* _DESCRIPTION OF THE TASK_
Identify, in the records below, every line where the string "this" appears, and copy each such line.

* _PROVIDED RECORDS_
----------------------------------------

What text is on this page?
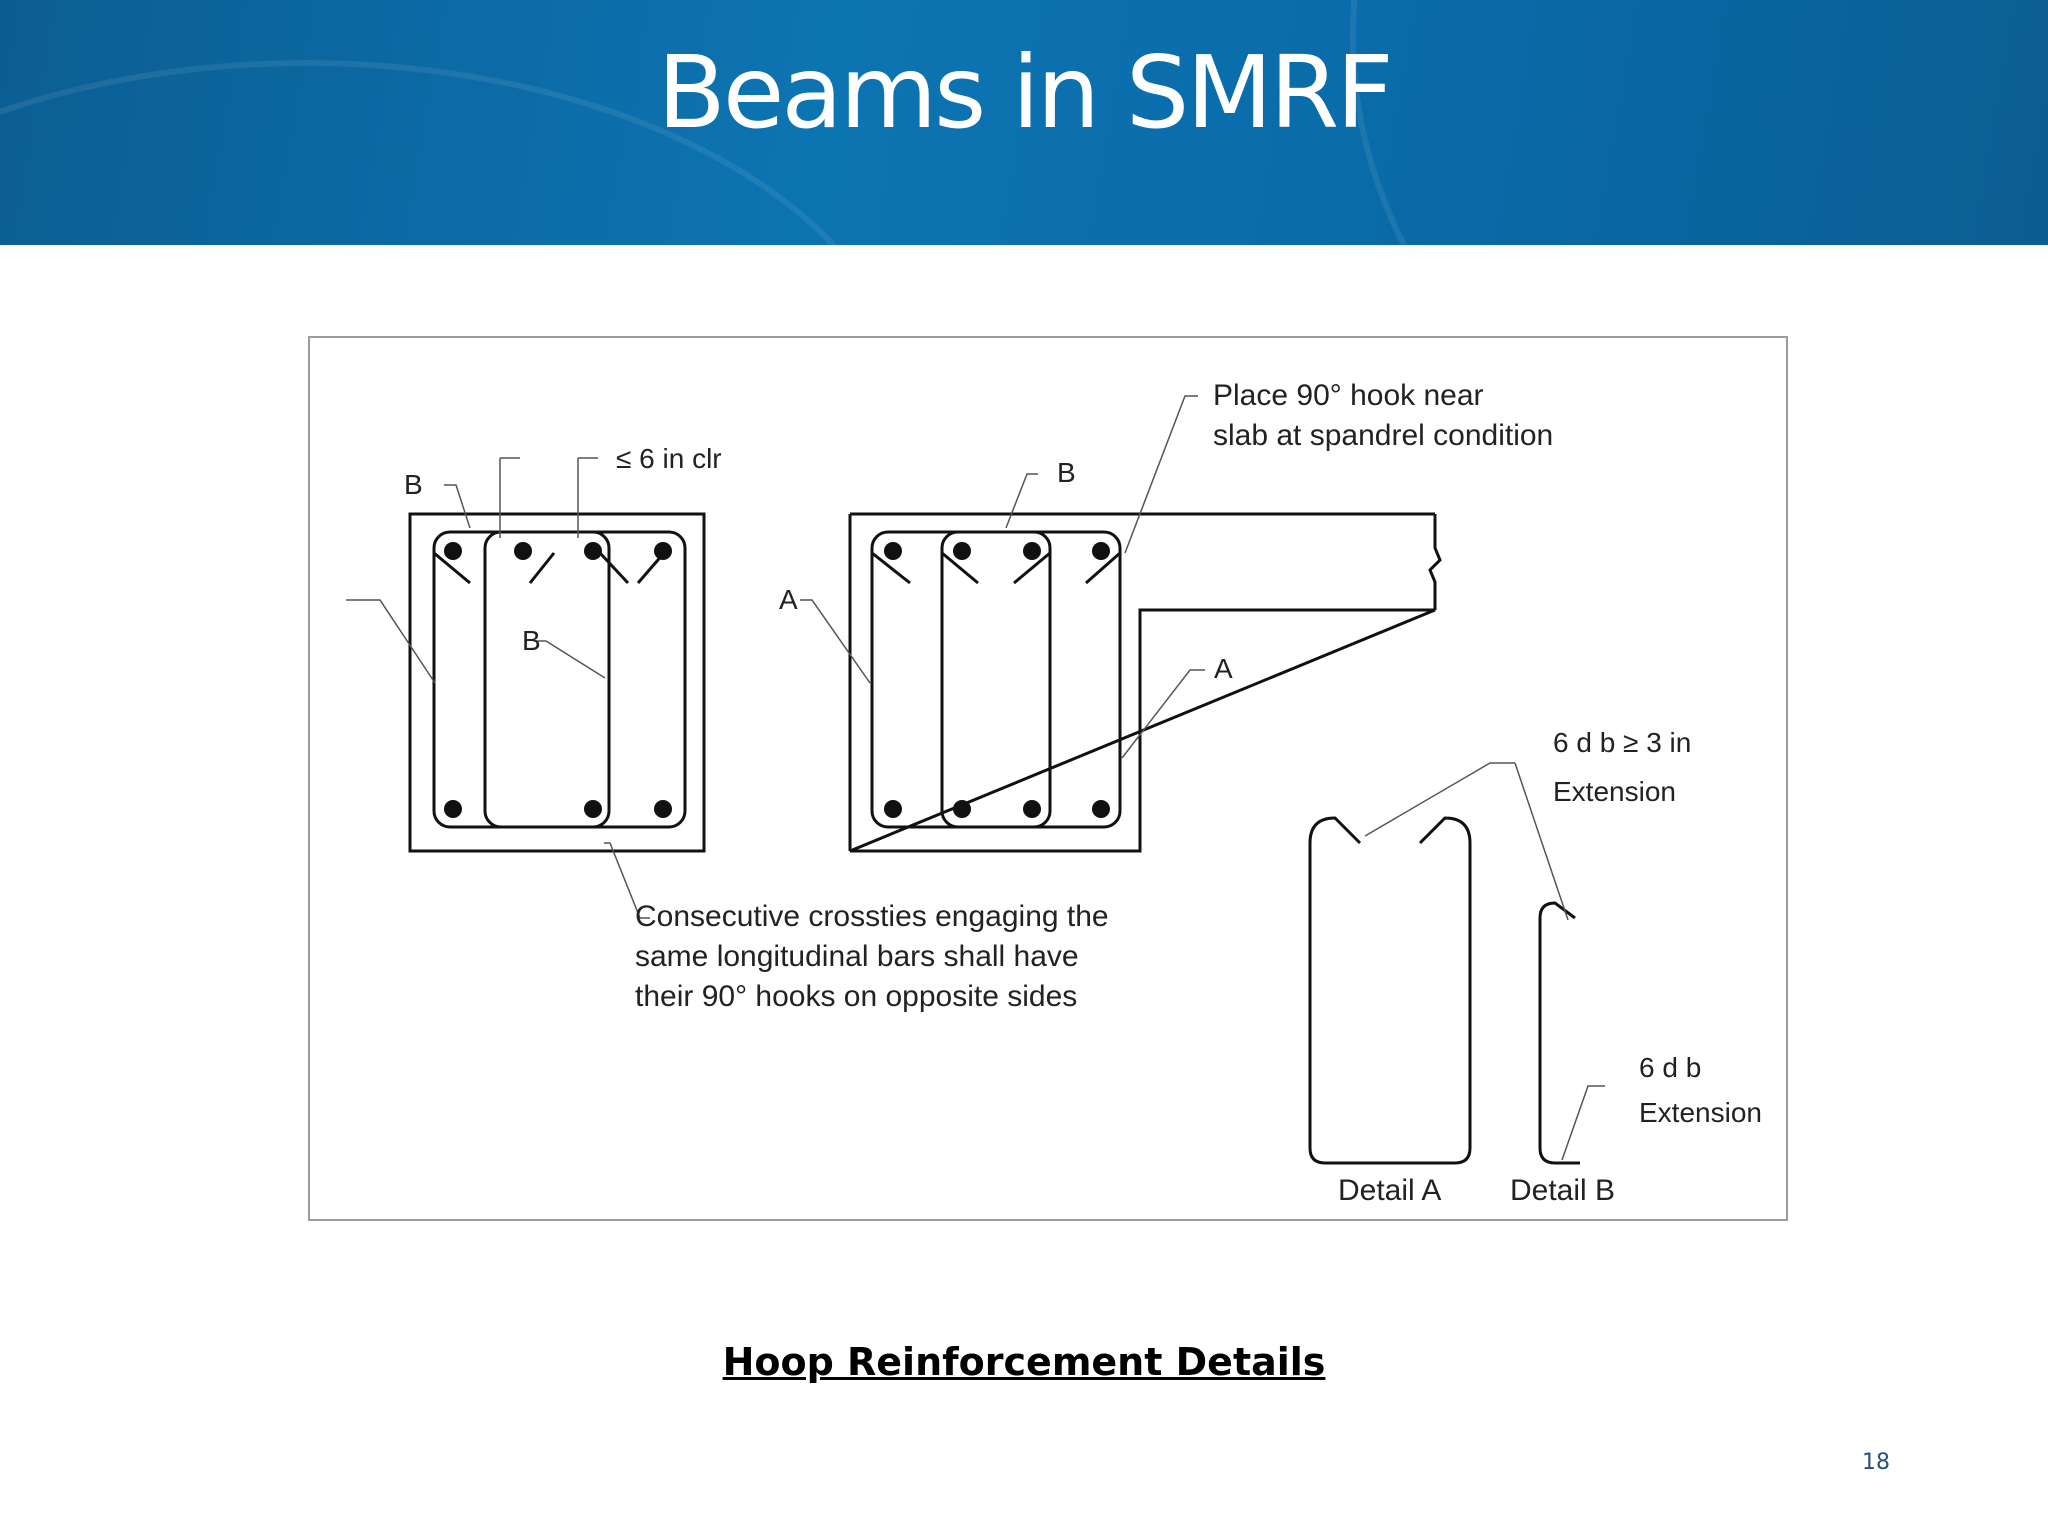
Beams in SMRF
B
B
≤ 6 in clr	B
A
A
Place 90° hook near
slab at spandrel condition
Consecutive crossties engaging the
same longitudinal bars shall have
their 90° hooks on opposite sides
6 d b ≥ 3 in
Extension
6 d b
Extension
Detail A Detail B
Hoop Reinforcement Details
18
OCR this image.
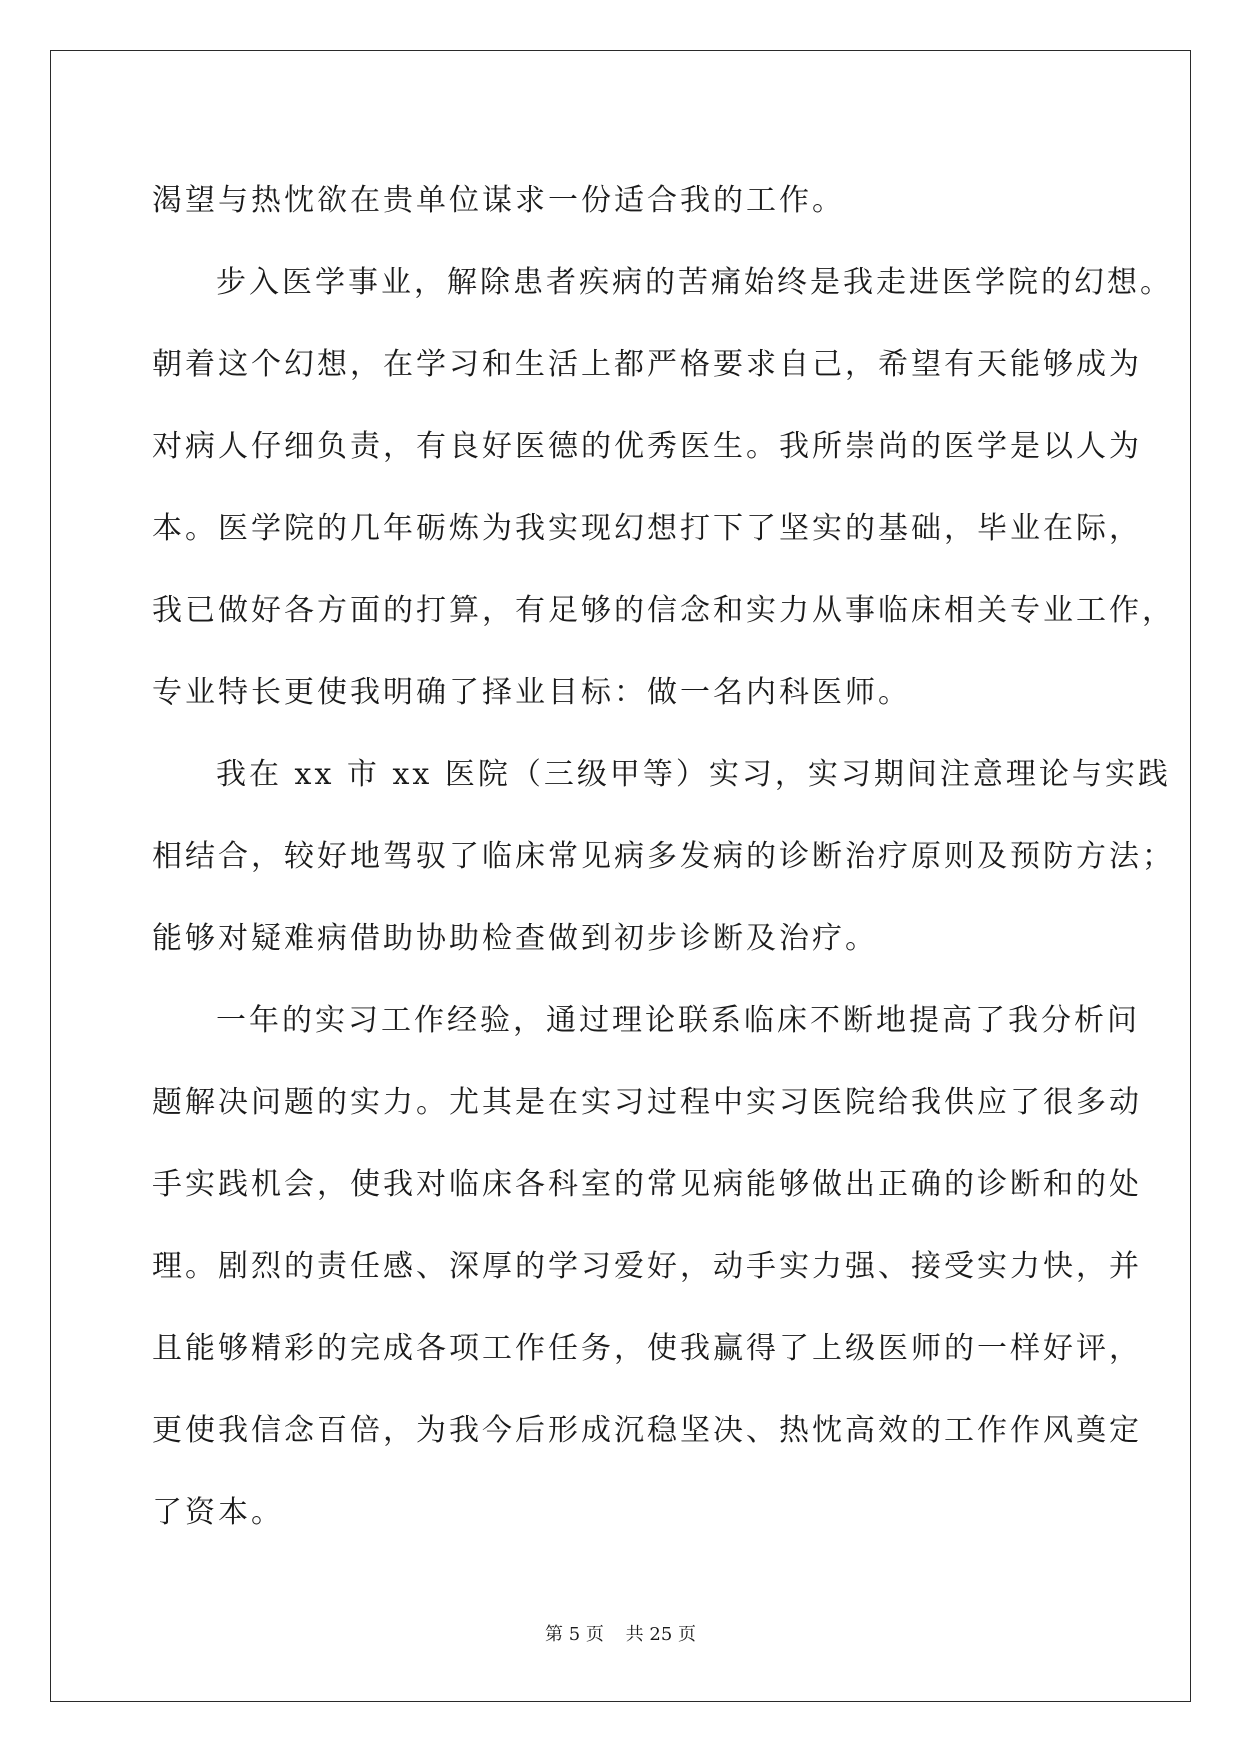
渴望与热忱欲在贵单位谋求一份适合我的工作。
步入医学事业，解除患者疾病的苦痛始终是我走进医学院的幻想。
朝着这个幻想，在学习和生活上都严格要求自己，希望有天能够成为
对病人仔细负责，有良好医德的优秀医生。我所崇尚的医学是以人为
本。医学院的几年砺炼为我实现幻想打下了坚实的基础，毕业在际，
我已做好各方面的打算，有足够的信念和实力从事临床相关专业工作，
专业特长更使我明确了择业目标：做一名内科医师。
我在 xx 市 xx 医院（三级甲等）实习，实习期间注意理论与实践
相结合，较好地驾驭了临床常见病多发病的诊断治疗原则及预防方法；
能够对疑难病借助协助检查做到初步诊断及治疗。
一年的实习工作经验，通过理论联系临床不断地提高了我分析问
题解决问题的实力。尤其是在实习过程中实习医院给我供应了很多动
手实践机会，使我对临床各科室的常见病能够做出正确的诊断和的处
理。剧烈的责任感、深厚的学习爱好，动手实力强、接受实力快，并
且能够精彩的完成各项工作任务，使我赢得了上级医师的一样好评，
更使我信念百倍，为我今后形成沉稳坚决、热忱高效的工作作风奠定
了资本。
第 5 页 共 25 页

----------------------------------------

* _COMPLETE OUTPUT_
What text is on this page?
OCR this image.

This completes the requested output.